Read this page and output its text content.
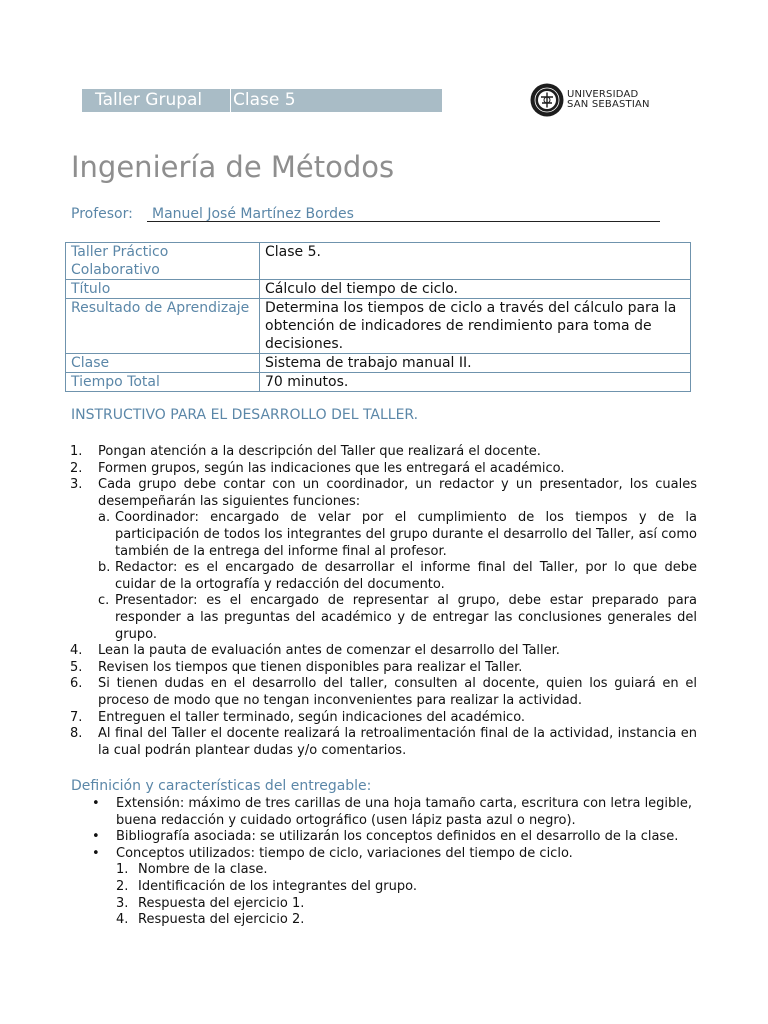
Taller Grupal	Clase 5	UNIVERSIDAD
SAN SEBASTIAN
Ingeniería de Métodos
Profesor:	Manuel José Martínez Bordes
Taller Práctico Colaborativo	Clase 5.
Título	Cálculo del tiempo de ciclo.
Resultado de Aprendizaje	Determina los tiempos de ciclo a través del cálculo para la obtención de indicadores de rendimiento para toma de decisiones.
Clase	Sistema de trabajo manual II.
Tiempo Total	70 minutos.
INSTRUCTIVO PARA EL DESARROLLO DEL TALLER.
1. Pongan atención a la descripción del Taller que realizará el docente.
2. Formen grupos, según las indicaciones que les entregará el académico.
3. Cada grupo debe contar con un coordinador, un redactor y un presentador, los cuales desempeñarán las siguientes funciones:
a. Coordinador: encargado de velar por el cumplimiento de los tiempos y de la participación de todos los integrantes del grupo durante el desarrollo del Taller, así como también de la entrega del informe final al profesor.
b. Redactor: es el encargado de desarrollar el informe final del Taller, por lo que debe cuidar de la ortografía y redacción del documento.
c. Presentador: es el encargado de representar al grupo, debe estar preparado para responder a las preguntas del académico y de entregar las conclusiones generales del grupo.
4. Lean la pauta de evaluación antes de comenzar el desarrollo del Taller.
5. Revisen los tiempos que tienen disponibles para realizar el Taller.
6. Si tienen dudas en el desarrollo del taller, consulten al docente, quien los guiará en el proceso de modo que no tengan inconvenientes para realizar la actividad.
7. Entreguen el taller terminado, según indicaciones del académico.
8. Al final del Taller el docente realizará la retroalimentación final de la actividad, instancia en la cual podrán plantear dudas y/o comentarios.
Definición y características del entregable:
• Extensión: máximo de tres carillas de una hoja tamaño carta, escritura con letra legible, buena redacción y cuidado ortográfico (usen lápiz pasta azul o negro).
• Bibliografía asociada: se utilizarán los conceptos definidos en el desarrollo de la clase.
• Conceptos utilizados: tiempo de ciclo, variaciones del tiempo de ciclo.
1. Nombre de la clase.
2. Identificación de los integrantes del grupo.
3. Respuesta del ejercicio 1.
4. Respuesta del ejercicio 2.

......

■ Goal of the exercise ■
Within the data above, pick out all lines holding the word "ejercicio".

■ Task output ■
3. Respuesta del ejercicio 1.
4. Respuesta del ejercicio 2.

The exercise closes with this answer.